Written request
Locate each line with the string "含管理费" in the listing below and copy it.

Collected data
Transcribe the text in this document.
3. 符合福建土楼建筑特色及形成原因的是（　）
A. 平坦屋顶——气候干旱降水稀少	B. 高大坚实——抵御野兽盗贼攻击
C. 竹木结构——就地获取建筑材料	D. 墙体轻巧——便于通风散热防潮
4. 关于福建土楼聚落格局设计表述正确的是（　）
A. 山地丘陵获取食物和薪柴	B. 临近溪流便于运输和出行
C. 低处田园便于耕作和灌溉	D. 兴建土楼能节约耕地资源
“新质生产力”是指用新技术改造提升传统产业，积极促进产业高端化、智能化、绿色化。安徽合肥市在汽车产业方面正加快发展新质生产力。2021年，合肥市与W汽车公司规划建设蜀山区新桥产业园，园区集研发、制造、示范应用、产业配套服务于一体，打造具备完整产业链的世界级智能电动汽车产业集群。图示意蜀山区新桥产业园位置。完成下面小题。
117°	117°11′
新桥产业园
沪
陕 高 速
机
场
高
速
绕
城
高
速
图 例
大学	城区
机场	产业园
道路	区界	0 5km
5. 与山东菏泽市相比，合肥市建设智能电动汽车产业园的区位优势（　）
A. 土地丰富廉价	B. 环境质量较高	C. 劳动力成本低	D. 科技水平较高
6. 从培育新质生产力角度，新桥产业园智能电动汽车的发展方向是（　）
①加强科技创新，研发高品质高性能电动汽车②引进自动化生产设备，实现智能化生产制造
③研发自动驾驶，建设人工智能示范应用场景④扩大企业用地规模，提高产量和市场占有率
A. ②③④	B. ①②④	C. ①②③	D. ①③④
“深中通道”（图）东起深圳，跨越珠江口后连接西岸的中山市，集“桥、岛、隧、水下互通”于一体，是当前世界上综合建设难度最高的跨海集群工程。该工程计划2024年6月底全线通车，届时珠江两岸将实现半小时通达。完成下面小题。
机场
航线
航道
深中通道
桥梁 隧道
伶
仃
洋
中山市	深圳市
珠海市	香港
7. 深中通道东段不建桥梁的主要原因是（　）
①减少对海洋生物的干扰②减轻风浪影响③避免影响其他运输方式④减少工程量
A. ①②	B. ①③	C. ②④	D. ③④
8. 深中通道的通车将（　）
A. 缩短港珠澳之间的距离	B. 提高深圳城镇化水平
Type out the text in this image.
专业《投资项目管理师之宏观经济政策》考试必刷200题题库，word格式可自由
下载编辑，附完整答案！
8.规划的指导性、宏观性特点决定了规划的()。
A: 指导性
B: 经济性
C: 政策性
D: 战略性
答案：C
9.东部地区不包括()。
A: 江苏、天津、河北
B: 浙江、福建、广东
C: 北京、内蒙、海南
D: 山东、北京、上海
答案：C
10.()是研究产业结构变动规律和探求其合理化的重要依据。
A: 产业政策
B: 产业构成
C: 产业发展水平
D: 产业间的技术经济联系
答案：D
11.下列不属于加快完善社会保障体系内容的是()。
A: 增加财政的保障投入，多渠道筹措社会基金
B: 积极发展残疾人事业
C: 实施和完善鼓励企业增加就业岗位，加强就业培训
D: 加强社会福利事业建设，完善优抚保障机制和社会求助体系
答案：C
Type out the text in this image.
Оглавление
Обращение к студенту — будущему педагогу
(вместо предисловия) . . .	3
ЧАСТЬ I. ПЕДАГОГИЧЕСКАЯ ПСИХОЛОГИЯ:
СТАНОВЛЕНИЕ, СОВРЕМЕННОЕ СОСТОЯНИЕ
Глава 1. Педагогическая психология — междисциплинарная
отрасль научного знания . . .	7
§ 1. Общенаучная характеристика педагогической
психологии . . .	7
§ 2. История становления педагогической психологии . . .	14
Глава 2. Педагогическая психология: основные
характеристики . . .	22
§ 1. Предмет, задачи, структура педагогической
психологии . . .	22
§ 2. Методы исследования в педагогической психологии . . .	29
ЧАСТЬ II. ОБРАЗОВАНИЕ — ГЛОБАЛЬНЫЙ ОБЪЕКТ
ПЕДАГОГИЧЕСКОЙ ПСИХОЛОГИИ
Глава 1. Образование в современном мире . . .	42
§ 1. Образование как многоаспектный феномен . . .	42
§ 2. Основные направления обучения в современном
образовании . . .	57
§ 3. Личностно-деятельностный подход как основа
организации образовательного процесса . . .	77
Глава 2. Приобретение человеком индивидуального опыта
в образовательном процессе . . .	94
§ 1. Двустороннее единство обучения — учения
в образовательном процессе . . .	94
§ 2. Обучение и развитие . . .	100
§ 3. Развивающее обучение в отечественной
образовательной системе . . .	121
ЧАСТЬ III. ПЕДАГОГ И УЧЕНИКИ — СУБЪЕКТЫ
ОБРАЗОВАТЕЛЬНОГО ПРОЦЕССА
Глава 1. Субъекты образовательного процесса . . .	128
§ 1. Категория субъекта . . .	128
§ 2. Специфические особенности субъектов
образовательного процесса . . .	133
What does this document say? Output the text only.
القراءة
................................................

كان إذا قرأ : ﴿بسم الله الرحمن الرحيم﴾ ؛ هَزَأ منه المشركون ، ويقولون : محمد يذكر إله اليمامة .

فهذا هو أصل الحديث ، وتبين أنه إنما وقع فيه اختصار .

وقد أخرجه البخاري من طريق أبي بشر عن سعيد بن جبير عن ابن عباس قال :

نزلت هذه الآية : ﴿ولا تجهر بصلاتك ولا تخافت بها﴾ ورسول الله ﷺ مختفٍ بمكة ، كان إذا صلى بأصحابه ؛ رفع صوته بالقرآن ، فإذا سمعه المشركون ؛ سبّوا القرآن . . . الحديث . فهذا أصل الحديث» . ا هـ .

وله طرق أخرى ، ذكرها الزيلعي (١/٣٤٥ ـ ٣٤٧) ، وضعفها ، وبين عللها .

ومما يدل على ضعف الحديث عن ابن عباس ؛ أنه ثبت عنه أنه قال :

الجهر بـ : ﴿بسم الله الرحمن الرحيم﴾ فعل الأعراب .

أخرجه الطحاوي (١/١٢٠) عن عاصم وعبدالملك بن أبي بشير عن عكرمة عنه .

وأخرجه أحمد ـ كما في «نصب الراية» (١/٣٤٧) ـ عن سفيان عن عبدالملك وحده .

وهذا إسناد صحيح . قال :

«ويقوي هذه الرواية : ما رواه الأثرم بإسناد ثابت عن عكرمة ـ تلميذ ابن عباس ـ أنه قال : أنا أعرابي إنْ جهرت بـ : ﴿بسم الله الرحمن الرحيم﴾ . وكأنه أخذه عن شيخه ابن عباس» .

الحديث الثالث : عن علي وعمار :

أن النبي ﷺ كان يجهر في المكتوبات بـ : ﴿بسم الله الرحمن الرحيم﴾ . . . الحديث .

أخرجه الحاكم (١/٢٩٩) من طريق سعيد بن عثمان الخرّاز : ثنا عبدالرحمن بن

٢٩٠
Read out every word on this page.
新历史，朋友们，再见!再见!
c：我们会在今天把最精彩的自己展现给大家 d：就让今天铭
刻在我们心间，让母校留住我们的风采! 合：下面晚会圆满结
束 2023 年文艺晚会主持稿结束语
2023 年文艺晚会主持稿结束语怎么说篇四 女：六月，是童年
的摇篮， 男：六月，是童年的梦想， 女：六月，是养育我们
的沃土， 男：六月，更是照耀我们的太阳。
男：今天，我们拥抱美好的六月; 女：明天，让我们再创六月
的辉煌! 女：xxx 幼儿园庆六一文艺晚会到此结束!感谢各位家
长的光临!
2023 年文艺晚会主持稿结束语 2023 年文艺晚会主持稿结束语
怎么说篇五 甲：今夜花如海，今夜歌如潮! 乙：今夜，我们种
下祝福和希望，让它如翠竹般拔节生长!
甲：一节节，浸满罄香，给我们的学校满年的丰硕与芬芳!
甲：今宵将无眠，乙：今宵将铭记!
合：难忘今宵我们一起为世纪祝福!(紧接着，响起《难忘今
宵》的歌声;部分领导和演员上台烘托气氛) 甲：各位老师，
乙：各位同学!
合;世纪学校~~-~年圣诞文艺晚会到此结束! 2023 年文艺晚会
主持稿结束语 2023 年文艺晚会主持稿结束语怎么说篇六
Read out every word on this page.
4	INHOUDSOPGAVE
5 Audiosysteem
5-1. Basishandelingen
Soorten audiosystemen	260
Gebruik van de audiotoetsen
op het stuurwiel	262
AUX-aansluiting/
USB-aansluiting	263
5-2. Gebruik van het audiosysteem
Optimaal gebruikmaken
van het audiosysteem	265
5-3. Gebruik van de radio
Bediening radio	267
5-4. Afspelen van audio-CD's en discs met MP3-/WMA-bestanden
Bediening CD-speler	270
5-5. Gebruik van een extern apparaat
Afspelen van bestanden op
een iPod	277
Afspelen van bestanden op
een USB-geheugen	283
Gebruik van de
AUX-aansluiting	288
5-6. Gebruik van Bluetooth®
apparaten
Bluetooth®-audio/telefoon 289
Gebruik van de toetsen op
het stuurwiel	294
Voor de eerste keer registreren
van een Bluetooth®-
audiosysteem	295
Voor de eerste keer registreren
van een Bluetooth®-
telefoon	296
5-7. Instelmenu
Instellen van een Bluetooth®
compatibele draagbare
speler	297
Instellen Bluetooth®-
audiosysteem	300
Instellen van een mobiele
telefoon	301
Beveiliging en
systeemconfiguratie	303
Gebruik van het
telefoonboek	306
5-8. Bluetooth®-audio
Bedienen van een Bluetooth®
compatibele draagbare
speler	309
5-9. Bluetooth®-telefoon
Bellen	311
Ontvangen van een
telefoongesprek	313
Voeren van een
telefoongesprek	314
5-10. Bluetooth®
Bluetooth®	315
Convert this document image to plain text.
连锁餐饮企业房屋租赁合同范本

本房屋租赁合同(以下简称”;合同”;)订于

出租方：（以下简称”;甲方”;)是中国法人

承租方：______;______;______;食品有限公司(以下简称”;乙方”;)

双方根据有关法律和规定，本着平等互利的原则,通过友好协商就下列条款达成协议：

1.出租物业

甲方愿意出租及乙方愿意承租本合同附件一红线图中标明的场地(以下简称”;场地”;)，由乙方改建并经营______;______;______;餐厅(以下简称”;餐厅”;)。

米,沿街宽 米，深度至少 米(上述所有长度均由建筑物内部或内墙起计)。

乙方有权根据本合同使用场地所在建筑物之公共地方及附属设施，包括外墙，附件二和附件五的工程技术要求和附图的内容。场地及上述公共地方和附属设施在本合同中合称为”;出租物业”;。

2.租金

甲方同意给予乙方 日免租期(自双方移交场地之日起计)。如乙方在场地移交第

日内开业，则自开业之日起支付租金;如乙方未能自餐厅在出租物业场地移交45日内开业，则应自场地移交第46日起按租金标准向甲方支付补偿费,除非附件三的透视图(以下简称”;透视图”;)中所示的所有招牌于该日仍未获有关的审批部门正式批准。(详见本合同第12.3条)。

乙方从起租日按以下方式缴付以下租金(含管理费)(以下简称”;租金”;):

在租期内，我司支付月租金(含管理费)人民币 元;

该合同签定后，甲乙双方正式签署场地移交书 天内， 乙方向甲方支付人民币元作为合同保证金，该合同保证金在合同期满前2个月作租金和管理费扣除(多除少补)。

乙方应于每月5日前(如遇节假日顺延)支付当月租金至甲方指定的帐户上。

Written response
乙方从起租日按以下方式缴付以下租金(含管理费)(以下简称”;租金”;):
在租期内，我司支付月租金(含管理费)人民币 元;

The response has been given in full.